### [Instructions to follow]
Copy every entry word for word. Skip the pictures.

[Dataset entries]
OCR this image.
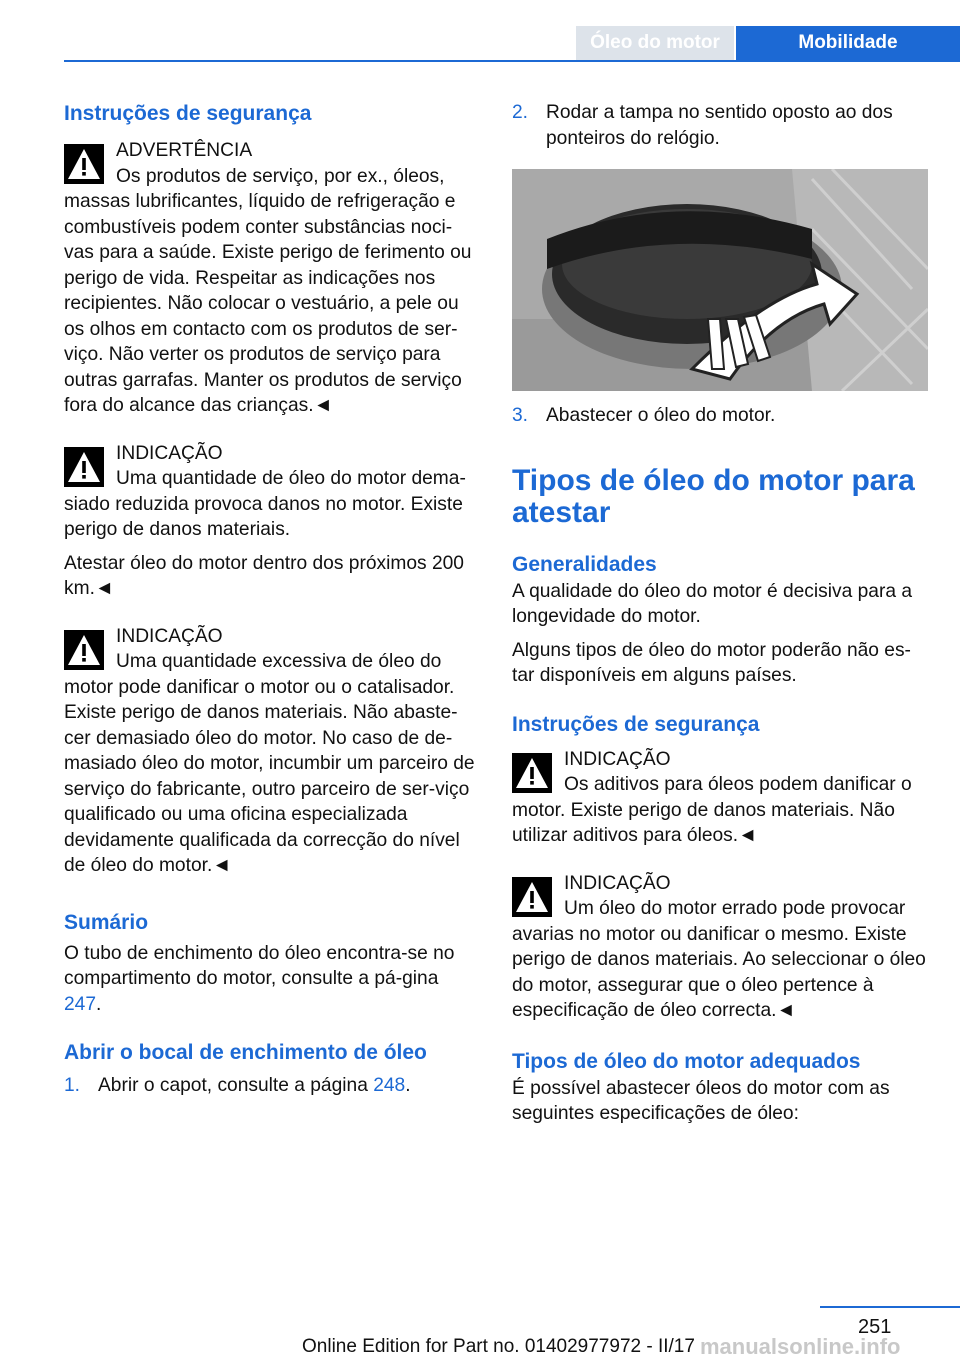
Óleo do motor	Mobilidade
Instruções de segurança

ADVERTÊNCIA

Os produtos de serviço, por ex., óleos, massas lubrificantes, líquido de refrigeração e combustíveis podem conter substâncias noci-vas para a saúde. Existe perigo de ferimento ou perigo de vida. Respeitar as indicações nos recipientes. Não colocar o vestuário, a pele ou os olhos em contacto com os produtos de ser-viço. Não verter os produtos de serviço para outras garrafas. Manter os produtos de serviço fora do alcance das crianças.◄

INDICAÇÃO

Uma quantidade de óleo do motor dema-siado reduzida provoca danos no motor. Existe perigo de danos materiais.

Atestar óleo do motor dentro dos próximos 200 km.◄

INDICAÇÃO

Uma quantidade excessiva de óleo do motor pode danificar o motor ou o catalisador. Existe perigo de danos materiais. Não abaste-cer demasiado óleo do motor. No caso de de-masiado óleo do motor, incumbir um parceiro de serviço do fabricante, outro parceiro de ser-viço qualificado ou uma oficina especializada devidamente qualificada da correcção do nível de óleo do motor.◄

Sumário

O tubo de enchimento do óleo encontra-se no compartimento do motor, consulte a pá-gina 247.

Abrir o bocal de enchimento de óleo
1. Abrir o capot, consulte a página 248.
2. Rodar a tampa no sentido oposto ao dos ponteiros do relógio.
3. Abastecer o óleo do motor.
Tipos de óleo do motor para atestar
Generalidades

A qualidade do óleo do motor é decisiva para a longevidade do motor.

Alguns tipos de óleo do motor poderão não es-tar disponíveis em alguns países.

Instruções de segurança

INDICAÇÃO

Os aditivos para óleos podem danificar o motor. Existe perigo de danos materiais. Não utilizar aditivos para óleos.◄

INDICAÇÃO

Um óleo do motor errado pode provocar avarias no motor ou danificar o mesmo. Existe perigo de danos materiais. Ao seleccionar o óleo do motor, assegurar que o óleo pertence à especificação de óleo correcta.◄

Tipos de óleo do motor adequados

É possível abastecer óleos do motor com as seguintes especificações de óleo:

251
Online Edition for Part no. 01402977972 - II/17 manualsonline.info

### [Solution]
OCR this image.
Óleo do motor	Mobilidade
Instruções de segurança

ADVERTÊNCIA

Os produtos de serviço, por ex., óleos, massas lubrificantes, líquido de refrigeração e combustíveis podem conter substâncias noci-vas para a saúde. Existe perigo de ferimento ou perigo de vida. Respeitar as indicações nos recipientes. Não colocar o vestuário, a pele ou os olhos em contacto com os produtos de ser-viço. Não verter os produtos de serviço para outras garrafas. Manter os produtos de serviço fora do alcance das crianças.◄

INDICAÇÃO

Uma quantidade de óleo do motor dema-siado reduzida provoca danos no motor. Existe perigo de danos materiais.

Atestar óleo do motor dentro dos próximos 200 km.◄

INDICAÇÃO

Uma quantidade excessiva de óleo do motor pode danificar o motor ou o catalisador. Existe perigo de danos materiais. Não abaste-cer demasiado óleo do motor. No caso de de-masiado óleo do motor, incumbir um parceiro de serviço do fabricante, outro parceiro de ser-viço qualificado ou uma oficina especializada devidamente qualificada da correcção do nível de óleo do motor.◄

Sumário

O tubo de enchimento do óleo encontra-se no compartimento do motor, consulte a pá-gina 247.

Abrir o bocal de enchimento de óleo
1. Abrir o capot, consulte a página 248.
2. Rodar a tampa no sentido oposto ao dos ponteiros do relógio.
3. Abastecer o óleo do motor.
Tipos de óleo do motor para atestar
Generalidades

A qualidade do óleo do motor é decisiva para a longevidade do motor.

Alguns tipos de óleo do motor poderão não es-tar disponíveis em alguns países.

Instruções de segurança

INDICAÇÃO

Os aditivos para óleos podem danificar o motor. Existe perigo de danos materiais. Não utilizar aditivos para óleos.◄

INDICAÇÃO

Um óleo do motor errado pode provocar avarias no motor ou danificar o mesmo. Existe perigo de danos materiais. Ao seleccionar o óleo do motor, assegurar que o óleo pertence à especificação de óleo correcta.◄

Tipos de óleo do motor adequados

É possível abastecer óleos do motor com as seguintes especificações de óleo:

251
Online Edition for Part no. 01402977972 - II/17 manualsonline.info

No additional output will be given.